=== Entries shown ===
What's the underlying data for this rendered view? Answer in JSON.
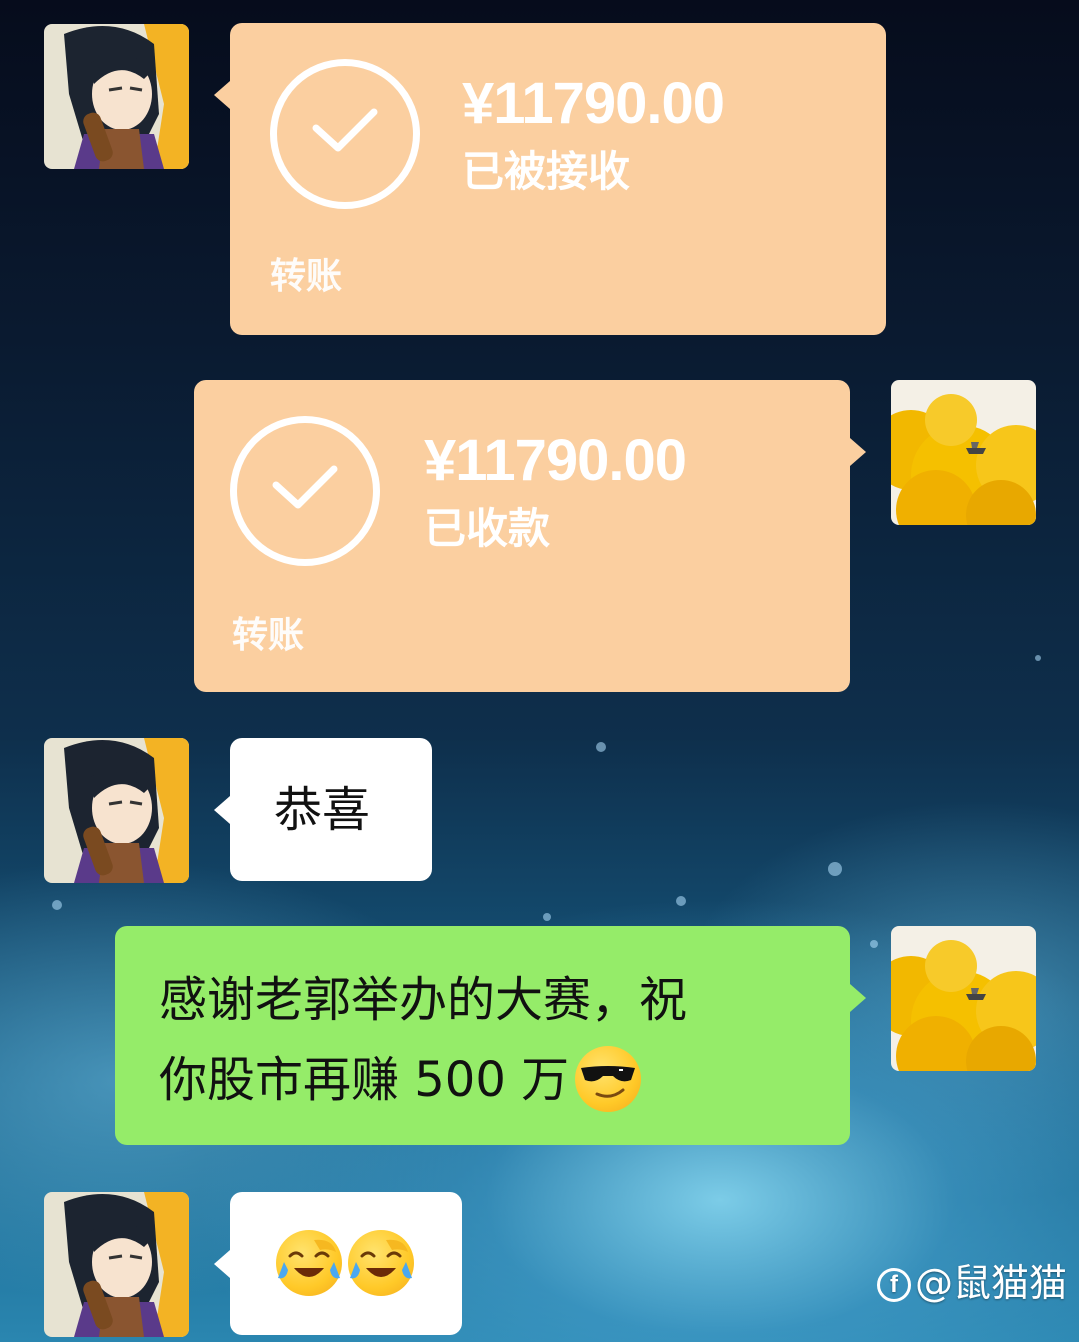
{
  "messages": [
    {
      "type": "transfer",
      "amount": "¥11790.00",
      "status": "已被接收",
      "label": "转账"
    },
    {
      "type": "transfer",
      "amount": "¥11790.00",
      "status": "已收款",
      "label": "转账"
    },
    {
      "type": "text",
      "text": "恭喜"
    },
    {
      "type": "text",
      "lines": [
        "感谢老郭举办的大赛，祝",
        "你股市再赚 500 万"
      ],
      "emoji": "sunglasses-emoji"
    },
    {
      "type": "emoji",
      "emojis": [
        "laugh-cry-emoji",
        "laugh-cry-emoji"
      ]
    }
  ],
  "watermark": {
    "logo": "f",
    "text": "@鼠猫猫"
  },
  "colors": {
    "transfer_bg": "#fbcfa0",
    "self_bubble": "#95ec69",
    "other_bubble": "#ffffff"
  }
}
===
» Goal: Every line should be retyped exactly, with the pictures omitted.

» Task output:
What's the underlying data for this rendered view? Answer in JSON.
{
  "messages": [
    {
      "type": "transfer",
      "amount": "¥11790.00",
      "status": "已被接收",
      "label": "转账"
    },
    {
      "type": "transfer",
      "amount": "¥11790.00",
      "status": "已收款",
      "label": "转账"
    },
    {
      "type": "text",
      "text": "恭喜"
    },
    {
      "type": "text",
      "lines": [
        "感谢老郭举办的大赛，祝",
        "你股市再赚 500 万"
      ],
      "emoji": "sunglasses-emoji"
    },
    {
      "type": "emoji",
      "emojis": [
        "laugh-cry-emoji",
        "laugh-cry-emoji"
      ]
    }
  ],
  "watermark": {
    "logo": "f",
    "text": "@鼠猫猫"
  },
  "colors": {
    "transfer_bg": "#fbcfa0",
    "self_bubble": "#95ec69",
    "other_bubble": "#ffffff"
  }
}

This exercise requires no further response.